> [GOAL]: Find and return each line containing "Unemployment".

======== DATA ========

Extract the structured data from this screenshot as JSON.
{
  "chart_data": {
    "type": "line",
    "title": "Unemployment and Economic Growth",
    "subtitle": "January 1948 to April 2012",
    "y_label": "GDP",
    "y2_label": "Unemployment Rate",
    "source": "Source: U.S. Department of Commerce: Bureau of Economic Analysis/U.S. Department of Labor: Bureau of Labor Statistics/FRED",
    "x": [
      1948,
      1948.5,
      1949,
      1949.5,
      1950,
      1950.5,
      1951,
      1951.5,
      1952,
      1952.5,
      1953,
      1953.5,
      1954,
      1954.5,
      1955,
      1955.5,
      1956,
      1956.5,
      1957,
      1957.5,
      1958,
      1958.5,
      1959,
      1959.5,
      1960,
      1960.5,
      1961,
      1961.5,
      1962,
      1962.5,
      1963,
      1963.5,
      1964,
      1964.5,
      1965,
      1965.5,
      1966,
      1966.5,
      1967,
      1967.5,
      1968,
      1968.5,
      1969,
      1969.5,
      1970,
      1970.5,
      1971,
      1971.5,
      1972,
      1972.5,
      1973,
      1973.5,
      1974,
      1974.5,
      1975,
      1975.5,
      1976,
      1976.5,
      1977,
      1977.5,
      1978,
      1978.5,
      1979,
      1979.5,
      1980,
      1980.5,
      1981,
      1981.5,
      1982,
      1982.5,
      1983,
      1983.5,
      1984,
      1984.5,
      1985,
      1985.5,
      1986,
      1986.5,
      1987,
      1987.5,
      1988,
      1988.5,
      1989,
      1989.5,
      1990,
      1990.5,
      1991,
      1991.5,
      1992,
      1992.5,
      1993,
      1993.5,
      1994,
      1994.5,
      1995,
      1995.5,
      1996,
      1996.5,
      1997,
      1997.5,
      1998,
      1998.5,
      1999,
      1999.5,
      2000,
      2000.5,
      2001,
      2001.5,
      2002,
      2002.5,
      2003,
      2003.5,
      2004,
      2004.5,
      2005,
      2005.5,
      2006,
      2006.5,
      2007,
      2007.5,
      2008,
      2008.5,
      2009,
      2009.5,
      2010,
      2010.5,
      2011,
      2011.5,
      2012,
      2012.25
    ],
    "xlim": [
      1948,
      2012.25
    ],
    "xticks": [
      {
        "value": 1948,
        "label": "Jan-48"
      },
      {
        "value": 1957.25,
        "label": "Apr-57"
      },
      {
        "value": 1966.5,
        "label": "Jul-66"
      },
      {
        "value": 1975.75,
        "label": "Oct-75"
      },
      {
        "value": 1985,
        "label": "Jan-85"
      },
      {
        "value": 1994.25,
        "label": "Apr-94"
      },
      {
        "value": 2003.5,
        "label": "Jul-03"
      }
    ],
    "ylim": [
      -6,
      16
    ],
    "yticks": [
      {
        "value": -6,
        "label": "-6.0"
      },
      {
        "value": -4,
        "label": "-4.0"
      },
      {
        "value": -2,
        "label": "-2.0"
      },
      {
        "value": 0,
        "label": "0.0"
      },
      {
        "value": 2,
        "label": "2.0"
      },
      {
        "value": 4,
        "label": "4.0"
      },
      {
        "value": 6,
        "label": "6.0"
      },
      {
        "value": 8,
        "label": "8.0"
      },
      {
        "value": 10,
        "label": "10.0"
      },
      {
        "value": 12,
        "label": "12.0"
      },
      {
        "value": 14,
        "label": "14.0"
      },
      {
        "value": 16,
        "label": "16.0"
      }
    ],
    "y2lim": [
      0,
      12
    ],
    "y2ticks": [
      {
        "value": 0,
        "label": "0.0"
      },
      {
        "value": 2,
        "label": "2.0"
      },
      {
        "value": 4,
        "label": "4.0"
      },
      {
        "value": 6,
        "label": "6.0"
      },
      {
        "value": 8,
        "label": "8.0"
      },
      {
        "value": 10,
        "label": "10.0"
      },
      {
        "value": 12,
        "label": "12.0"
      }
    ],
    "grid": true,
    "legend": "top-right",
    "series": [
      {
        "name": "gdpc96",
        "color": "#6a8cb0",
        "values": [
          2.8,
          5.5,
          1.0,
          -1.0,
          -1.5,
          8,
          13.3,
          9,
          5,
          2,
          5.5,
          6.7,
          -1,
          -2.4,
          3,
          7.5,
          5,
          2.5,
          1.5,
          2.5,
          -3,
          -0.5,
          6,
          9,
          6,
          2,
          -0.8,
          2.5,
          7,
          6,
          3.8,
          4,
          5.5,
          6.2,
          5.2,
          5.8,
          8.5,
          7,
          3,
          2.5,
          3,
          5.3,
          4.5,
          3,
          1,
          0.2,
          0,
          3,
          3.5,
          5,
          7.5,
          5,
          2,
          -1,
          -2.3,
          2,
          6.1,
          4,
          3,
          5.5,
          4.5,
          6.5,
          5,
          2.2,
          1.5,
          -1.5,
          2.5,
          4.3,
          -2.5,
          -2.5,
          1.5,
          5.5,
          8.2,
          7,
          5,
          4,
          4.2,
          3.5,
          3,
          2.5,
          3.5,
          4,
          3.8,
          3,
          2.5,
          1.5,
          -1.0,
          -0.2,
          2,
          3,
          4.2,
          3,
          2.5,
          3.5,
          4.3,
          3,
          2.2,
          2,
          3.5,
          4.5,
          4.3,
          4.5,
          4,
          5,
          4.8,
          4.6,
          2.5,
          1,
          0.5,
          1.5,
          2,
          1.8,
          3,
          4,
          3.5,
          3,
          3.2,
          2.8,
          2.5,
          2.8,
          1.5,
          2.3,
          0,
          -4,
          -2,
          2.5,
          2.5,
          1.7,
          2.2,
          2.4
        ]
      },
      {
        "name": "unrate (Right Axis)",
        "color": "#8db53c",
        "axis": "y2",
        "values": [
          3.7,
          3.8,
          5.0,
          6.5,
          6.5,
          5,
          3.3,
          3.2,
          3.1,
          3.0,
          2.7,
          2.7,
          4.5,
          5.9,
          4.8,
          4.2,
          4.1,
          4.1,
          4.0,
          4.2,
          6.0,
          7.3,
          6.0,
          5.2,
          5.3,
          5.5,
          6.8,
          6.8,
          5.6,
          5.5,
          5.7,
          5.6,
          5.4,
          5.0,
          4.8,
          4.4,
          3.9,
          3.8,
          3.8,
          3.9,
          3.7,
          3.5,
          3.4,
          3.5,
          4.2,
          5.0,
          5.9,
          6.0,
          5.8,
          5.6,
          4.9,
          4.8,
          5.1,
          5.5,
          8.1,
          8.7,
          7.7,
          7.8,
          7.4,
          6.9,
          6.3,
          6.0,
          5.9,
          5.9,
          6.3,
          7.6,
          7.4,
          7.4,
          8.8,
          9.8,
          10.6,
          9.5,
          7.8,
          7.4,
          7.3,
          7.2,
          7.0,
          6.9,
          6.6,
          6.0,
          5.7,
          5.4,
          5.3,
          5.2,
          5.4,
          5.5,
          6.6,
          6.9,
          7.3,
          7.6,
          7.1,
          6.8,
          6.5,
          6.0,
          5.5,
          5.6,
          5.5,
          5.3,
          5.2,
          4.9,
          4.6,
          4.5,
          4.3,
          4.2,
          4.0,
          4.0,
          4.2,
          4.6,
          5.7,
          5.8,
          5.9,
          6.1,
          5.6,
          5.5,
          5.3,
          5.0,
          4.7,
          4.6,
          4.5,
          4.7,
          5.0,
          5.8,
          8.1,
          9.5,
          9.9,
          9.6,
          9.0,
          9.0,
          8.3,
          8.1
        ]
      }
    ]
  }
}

========

> [RESULT FOR THIS TASK]:
    "title": "Unemployment and Economic Growth",
    "y2_label": "Unemployment Rate",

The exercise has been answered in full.